• SHORT TASK
Copy the records below exactly, leaving out every picture.

• DATA EXCERPTS
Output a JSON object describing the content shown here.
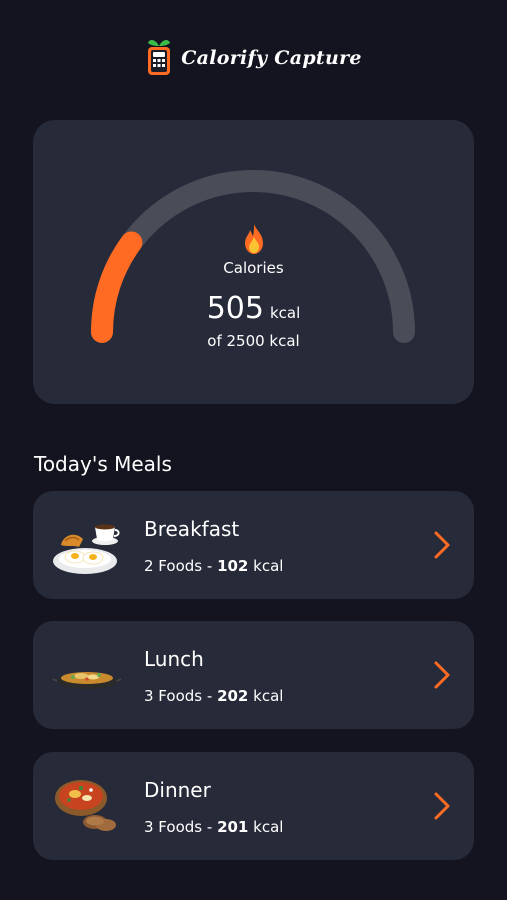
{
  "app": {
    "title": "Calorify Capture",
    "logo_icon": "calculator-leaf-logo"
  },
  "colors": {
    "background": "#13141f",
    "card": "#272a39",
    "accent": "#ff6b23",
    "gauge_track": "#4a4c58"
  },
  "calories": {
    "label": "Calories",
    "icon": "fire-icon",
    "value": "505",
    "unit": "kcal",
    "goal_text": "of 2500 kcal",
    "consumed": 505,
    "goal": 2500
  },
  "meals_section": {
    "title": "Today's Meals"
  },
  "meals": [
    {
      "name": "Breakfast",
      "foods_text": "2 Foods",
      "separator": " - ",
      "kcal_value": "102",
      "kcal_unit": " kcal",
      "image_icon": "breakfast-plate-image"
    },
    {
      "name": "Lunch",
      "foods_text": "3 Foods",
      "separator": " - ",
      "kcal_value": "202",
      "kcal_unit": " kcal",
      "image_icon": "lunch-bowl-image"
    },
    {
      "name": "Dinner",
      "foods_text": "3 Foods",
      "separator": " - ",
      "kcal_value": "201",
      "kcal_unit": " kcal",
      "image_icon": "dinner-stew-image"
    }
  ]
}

• OUTPUT BELOW
Output a JSON object describing the content shown here.
{
  "app": {
    "title": "Calorify Capture",
    "logo_icon": "calculator-leaf-logo"
  },
  "colors": {
    "background": "#13141f",
    "card": "#272a39",
    "accent": "#ff6b23",
    "gauge_track": "#4a4c58"
  },
  "calories": {
    "label": "Calories",
    "icon": "fire-icon",
    "value": "505",
    "unit": "kcal",
    "goal_text": "of 2500 kcal",
    "consumed": 505,
    "goal": 2500
  },
  "meals_section": {
    "title": "Today's Meals"
  },
  "meals": [
    {
      "name": "Breakfast",
      "foods_text": "2 Foods",
      "separator": " - ",
      "kcal_value": "102",
      "kcal_unit": " kcal",
      "image_icon": "breakfast-plate-image"
    },
    {
      "name": "Lunch",
      "foods_text": "3 Foods",
      "separator": " - ",
      "kcal_value": "202",
      "kcal_unit": " kcal",
      "image_icon": "lunch-bowl-image"
    },
    {
      "name": "Dinner",
      "foods_text": "3 Foods",
      "separator": " - ",
      "kcal_value": "201",
      "kcal_unit": " kcal",
      "image_icon": "dinner-stew-image"
    }
  ]
}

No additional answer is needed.